**PROVIDED MATERIAL:**
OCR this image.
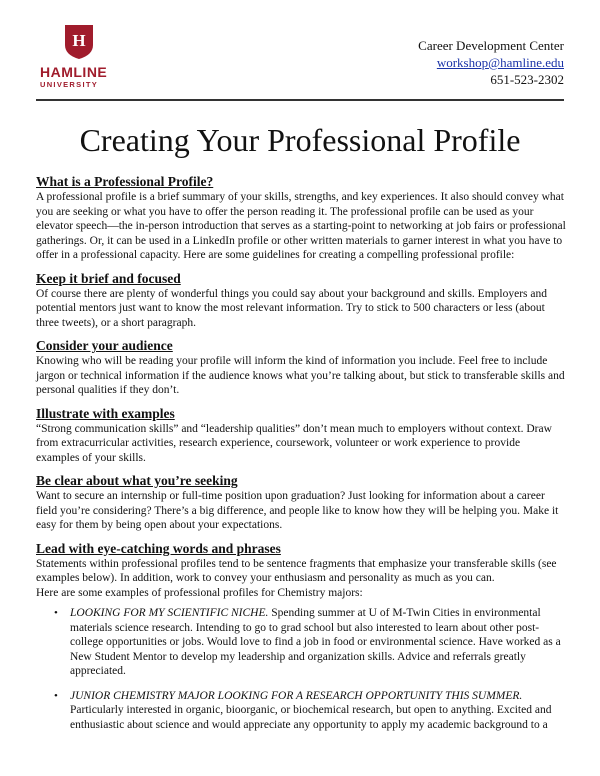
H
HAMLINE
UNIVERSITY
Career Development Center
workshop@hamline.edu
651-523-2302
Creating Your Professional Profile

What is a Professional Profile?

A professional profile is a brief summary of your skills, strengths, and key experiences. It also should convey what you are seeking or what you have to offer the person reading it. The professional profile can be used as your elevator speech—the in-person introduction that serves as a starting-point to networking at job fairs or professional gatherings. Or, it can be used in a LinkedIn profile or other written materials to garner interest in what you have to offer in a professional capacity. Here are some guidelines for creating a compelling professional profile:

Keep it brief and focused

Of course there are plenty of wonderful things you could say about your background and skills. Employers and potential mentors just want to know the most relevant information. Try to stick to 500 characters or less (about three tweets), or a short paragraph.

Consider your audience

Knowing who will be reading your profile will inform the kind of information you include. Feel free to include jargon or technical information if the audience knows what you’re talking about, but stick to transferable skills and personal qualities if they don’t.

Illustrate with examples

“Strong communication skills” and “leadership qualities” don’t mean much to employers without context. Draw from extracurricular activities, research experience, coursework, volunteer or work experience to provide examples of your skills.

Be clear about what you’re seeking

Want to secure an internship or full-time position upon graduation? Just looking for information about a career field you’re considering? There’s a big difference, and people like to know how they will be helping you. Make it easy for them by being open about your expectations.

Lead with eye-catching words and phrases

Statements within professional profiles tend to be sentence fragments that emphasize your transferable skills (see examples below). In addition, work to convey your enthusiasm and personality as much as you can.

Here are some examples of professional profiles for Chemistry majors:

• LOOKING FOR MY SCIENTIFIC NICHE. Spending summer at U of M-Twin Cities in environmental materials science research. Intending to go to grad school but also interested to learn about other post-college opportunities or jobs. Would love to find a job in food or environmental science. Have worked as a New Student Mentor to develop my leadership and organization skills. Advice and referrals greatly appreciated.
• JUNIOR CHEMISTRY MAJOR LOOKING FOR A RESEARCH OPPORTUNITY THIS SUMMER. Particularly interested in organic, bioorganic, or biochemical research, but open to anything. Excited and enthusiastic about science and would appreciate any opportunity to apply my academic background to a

**WHAT IS NEEDED:** Write out all the entries word for word, but skip any images.

**ANSWER TO THIS PROBLEM:**
OCR this image.
H
HAMLINE
UNIVERSITY
Career Development Center
workshop@hamline.edu
651-523-2302
Creating Your Professional Profile

What is a Professional Profile?

A professional profile is a brief summary of your skills, strengths, and key experiences. It also should convey what you are seeking or what you have to offer the person reading it. The professional profile can be used as your elevator speech—the in-person introduction that serves as a starting-point to networking at job fairs or professional gatherings. Or, it can be used in a LinkedIn profile or other written materials to garner interest in what you have to offer in a professional capacity. Here are some guidelines for creating a compelling professional profile:

Keep it brief and focused

Of course there are plenty of wonderful things you could say about your background and skills. Employers and potential mentors just want to know the most relevant information. Try to stick to 500 characters or less (about three tweets), or a short paragraph.

Consider your audience

Knowing who will be reading your profile will inform the kind of information you include. Feel free to include jargon or technical information if the audience knows what you’re talking about, but stick to transferable skills and personal qualities if they don’t.

Illustrate with examples

“Strong communication skills” and “leadership qualities” don’t mean much to employers without context. Draw from extracurricular activities, research experience, coursework, volunteer or work experience to provide examples of your skills.

Be clear about what you’re seeking

Want to secure an internship or full-time position upon graduation? Just looking for information about a career field you’re considering? There’s a big difference, and people like to know how they will be helping you. Make it easy for them by being open about your expectations.

Lead with eye-catching words and phrases

Statements within professional profiles tend to be sentence fragments that emphasize your transferable skills (see examples below). In addition, work to convey your enthusiasm and personality as much as you can.

Here are some examples of professional profiles for Chemistry majors:

• LOOKING FOR MY SCIENTIFIC NICHE. Spending summer at U of M-Twin Cities in environmental materials science research. Intending to go to grad school but also interested to learn about other post-college opportunities or jobs. Would love to find a job in food or environmental science. Have worked as a New Student Mentor to develop my leadership and organization skills. Advice and referrals greatly appreciated.
• JUNIOR CHEMISTRY MAJOR LOOKING FOR A RESEARCH OPPORTUNITY THIS SUMMER. Particularly interested in organic, bioorganic, or biochemical research, but open to anything. Excited and enthusiastic about science and would appreciate any opportunity to apply my academic background to a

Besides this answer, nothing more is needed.